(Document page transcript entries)
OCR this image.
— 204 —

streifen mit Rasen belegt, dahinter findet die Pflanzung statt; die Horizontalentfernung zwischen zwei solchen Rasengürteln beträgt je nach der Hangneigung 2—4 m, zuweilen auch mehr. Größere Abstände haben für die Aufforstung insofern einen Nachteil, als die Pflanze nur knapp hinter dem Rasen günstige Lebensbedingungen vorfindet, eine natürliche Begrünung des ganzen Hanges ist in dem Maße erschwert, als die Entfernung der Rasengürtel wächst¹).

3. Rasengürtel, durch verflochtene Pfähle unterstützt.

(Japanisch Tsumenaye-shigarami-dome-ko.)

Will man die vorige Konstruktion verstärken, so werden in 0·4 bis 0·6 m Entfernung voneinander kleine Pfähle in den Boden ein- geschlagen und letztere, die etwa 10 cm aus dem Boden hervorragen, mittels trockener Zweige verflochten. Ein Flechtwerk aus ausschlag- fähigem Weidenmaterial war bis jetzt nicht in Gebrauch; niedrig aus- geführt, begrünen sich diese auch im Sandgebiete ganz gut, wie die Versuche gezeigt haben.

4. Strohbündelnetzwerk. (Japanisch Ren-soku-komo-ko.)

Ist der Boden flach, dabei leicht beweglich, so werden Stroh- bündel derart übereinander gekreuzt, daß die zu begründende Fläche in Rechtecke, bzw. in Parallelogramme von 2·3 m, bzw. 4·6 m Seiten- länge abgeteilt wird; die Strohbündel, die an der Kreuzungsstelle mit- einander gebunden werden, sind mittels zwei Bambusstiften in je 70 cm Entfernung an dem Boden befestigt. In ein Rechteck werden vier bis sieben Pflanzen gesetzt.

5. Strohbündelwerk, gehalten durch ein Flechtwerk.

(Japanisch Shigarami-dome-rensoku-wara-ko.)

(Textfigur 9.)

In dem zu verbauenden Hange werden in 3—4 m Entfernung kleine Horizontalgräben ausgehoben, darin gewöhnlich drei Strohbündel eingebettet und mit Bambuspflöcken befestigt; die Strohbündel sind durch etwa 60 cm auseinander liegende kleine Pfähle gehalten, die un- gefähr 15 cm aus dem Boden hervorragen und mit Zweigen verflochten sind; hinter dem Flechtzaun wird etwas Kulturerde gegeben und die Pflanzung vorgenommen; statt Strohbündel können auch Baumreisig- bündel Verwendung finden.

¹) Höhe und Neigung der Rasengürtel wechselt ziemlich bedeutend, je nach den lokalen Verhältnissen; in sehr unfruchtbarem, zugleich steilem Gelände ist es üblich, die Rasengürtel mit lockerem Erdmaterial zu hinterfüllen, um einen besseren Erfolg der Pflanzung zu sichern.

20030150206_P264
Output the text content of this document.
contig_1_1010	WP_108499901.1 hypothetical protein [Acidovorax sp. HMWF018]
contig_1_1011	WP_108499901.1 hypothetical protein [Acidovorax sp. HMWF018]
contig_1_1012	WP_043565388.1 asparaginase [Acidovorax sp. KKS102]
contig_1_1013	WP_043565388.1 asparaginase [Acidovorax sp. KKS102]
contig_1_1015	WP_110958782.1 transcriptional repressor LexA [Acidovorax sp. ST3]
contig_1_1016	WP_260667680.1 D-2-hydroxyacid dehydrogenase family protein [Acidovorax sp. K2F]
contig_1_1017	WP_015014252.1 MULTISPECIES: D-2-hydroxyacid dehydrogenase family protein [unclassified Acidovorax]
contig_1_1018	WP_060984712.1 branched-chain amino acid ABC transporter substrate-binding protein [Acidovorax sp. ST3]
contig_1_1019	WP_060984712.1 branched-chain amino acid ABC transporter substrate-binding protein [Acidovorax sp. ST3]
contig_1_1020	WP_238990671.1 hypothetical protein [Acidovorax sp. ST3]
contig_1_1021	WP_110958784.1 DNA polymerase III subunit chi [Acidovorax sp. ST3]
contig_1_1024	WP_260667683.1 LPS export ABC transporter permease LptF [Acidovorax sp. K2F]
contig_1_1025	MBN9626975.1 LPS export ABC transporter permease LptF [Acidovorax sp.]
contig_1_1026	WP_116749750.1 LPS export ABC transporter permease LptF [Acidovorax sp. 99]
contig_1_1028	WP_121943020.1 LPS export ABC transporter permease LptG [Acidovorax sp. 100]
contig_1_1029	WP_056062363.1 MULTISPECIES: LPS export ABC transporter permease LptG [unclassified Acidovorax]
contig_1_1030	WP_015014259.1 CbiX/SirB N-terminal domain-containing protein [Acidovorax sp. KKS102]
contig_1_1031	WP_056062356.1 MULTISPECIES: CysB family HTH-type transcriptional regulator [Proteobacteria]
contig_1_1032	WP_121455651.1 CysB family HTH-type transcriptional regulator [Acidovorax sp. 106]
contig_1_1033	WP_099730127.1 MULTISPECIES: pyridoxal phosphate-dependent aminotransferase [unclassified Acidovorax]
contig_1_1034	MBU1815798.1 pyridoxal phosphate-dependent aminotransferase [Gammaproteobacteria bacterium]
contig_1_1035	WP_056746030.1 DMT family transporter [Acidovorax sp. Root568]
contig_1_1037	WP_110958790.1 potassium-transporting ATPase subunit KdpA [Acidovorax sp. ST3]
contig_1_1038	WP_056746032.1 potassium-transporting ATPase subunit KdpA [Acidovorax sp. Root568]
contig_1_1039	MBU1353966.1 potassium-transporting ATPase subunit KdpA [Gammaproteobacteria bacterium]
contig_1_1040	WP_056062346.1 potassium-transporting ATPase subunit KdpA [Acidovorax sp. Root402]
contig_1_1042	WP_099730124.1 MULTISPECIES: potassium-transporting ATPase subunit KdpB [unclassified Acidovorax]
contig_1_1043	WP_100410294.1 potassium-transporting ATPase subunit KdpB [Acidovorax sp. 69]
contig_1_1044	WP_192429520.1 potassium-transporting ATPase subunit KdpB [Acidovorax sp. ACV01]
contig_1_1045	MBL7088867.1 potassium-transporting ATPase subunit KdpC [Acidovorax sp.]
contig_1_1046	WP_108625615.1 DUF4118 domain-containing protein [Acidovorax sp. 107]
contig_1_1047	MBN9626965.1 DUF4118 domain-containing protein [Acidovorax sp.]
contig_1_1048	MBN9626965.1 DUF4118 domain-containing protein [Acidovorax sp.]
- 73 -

◆ **Instructions for the task**
Every entry above should be transcribed exactly and in full.

◆ **Result of the exercise**
OCR this image.
— 204 —

streifen mit Rasen belegt, dahinter findet die Pflanzung statt; die Horizontalentfernung zwischen zwei solchen Rasengürteln beträgt je nach der Hangneigung 2—4 m, zuweilen auch mehr. Größere Abstände haben für die Aufforstung insofern einen Nachteil, als die Pflanze nur knapp hinter dem Rasen günstige Lebensbedingungen vorfindet, eine natürliche Begrünung des ganzen Hanges ist in dem Maße erschwert, als die Entfernung der Rasengürtel wächst¹).

3. Rasengürtel, durch verflochtene Pfähle unterstützt.

(Japanisch Tsumenaye-shigarami-dome-ko.)

Will man die vorige Konstruktion verstärken, so werden in 0·4 bis 0·6 m Entfernung voneinander kleine Pfähle in den Boden ein- geschlagen und letztere, die etwa 10 cm aus dem Boden hervorragen, mittels trockener Zweige verflochten. Ein Flechtwerk aus ausschlag- fähigem Weidenmaterial war bis jetzt nicht in Gebrauch; niedrig aus- geführt, begrünen sich diese auch im Sandgebiete ganz gut, wie die Versuche gezeigt haben.

4. Strohbündelnetzwerk. (Japanisch Ren-soku-komo-ko.)

Ist der Boden flach, dabei leicht beweglich, so werden Stroh- bündel derart übereinander gekreuzt, daß die zu begründende Fläche in Rechtecke, bzw. in Parallelogramme von 2·3 m, bzw. 4·6 m Seiten- länge abgeteilt wird; die Strohbündel, die an der Kreuzungsstelle mit- einander gebunden werden, sind mittels zwei Bambusstiften in je 70 cm Entfernung an dem Boden befestigt. In ein Rechteck werden vier bis sieben Pflanzen gesetzt.

5. Strohbündelwerk, gehalten durch ein Flechtwerk.

(Japanisch Shigarami-dome-rensoku-wara-ko.)

(Textfigur 9.)

In dem zu verbauenden Hange werden in 3—4 m Entfernung kleine Horizontalgräben ausgehoben, darin gewöhnlich drei Strohbündel eingebettet und mit Bambuspflöcken befestigt; die Strohbündel sind durch etwa 60 cm auseinander liegende kleine Pfähle gehalten, die un- gefähr 15 cm aus dem Boden hervorragen und mit Zweigen verflochten sind; hinter dem Flechtzaun wird etwas Kulturerde gegeben und die Pflanzung vorgenommen; statt Strohbündel können auch Baumreisig- bündel Verwendung finden.

¹) Höhe und Neigung der Rasengürtel wechselt ziemlich bedeutend, je nach den lokalen Verhältnissen; in sehr unfruchtbarem, zugleich steilem Gelände ist es üblich, die Rasengürtel mit lockerem Erdmaterial zu hinterfüllen, um einen besseren Erfolg der Pflanzung zu sichern.

20030150206_P264
Output the text content of this document.
contig_1_1010	WP_108499901.1 hypothetical protein [Acidovorax sp. HMWF018]
contig_1_1011	WP_108499901.1 hypothetical protein [Acidovorax sp. HMWF018]
contig_1_1012	WP_043565388.1 asparaginase [Acidovorax sp. KKS102]
contig_1_1013	WP_043565388.1 asparaginase [Acidovorax sp. KKS102]
contig_1_1015	WP_110958782.1 transcriptional repressor LexA [Acidovorax sp. ST3]
contig_1_1016	WP_260667680.1 D-2-hydroxyacid dehydrogenase family protein [Acidovorax sp. K2F]
contig_1_1017	WP_015014252.1 MULTISPECIES: D-2-hydroxyacid dehydrogenase family protein [unclassified Acidovorax]
contig_1_1018	WP_060984712.1 branched-chain amino acid ABC transporter substrate-binding protein [Acidovorax sp. ST3]
contig_1_1019	WP_060984712.1 branched-chain amino acid ABC transporter substrate-binding protein [Acidovorax sp. ST3]
contig_1_1020	WP_238990671.1 hypothetical protein [Acidovorax sp. ST3]
contig_1_1021	WP_110958784.1 DNA polymerase III subunit chi [Acidovorax sp. ST3]
contig_1_1024	WP_260667683.1 LPS export ABC transporter permease LptF [Acidovorax sp. K2F]
contig_1_1025	MBN9626975.1 LPS export ABC transporter permease LptF [Acidovorax sp.]
contig_1_1026	WP_116749750.1 LPS export ABC transporter permease LptF [Acidovorax sp. 99]
contig_1_1028	WP_121943020.1 LPS export ABC transporter permease LptG [Acidovorax sp. 100]
contig_1_1029	WP_056062363.1 MULTISPECIES: LPS export ABC transporter permease LptG [unclassified Acidovorax]
contig_1_1030	WP_015014259.1 CbiX/SirB N-terminal domain-containing protein [Acidovorax sp. KKS102]
contig_1_1031	WP_056062356.1 MULTISPECIES: CysB family HTH-type transcriptional regulator [Proteobacteria]
contig_1_1032	WP_121455651.1 CysB family HTH-type transcriptional regulator [Acidovorax sp. 106]
contig_1_1033	WP_099730127.1 MULTISPECIES: pyridoxal phosphate-dependent aminotransferase [unclassified Acidovorax]
contig_1_1034	MBU1815798.1 pyridoxal phosphate-dependent aminotransferase [Gammaproteobacteria bacterium]
contig_1_1035	WP_056746030.1 DMT family transporter [Acidovorax sp. Root568]
contig_1_1037	WP_110958790.1 potassium-transporting ATPase subunit KdpA [Acidovorax sp. ST3]
contig_1_1038	WP_056746032.1 potassium-transporting ATPase subunit KdpA [Acidovorax sp. Root568]
contig_1_1039	MBU1353966.1 potassium-transporting ATPase subunit KdpA [Gammaproteobacteria bacterium]
contig_1_1040	WP_056062346.1 potassium-transporting ATPase subunit KdpA [Acidovorax sp. Root402]
contig_1_1042	WP_099730124.1 MULTISPECIES: potassium-transporting ATPase subunit KdpB [unclassified Acidovorax]
contig_1_1043	WP_100410294.1 potassium-transporting ATPase subunit KdpB [Acidovorax sp. 69]
contig_1_1044	WP_192429520.1 potassium-transporting ATPase subunit KdpB [Acidovorax sp. ACV01]
contig_1_1045	MBL7088867.1 potassium-transporting ATPase subunit KdpC [Acidovorax sp.]
contig_1_1046	WP_108625615.1 DUF4118 domain-containing protein [Acidovorax sp. 107]
contig_1_1047	MBN9626965.1 DUF4118 domain-containing protein [Acidovorax sp.]
contig_1_1048	MBN9626965.1 DUF4118 domain-containing protein [Acidovorax sp.]
- 73 -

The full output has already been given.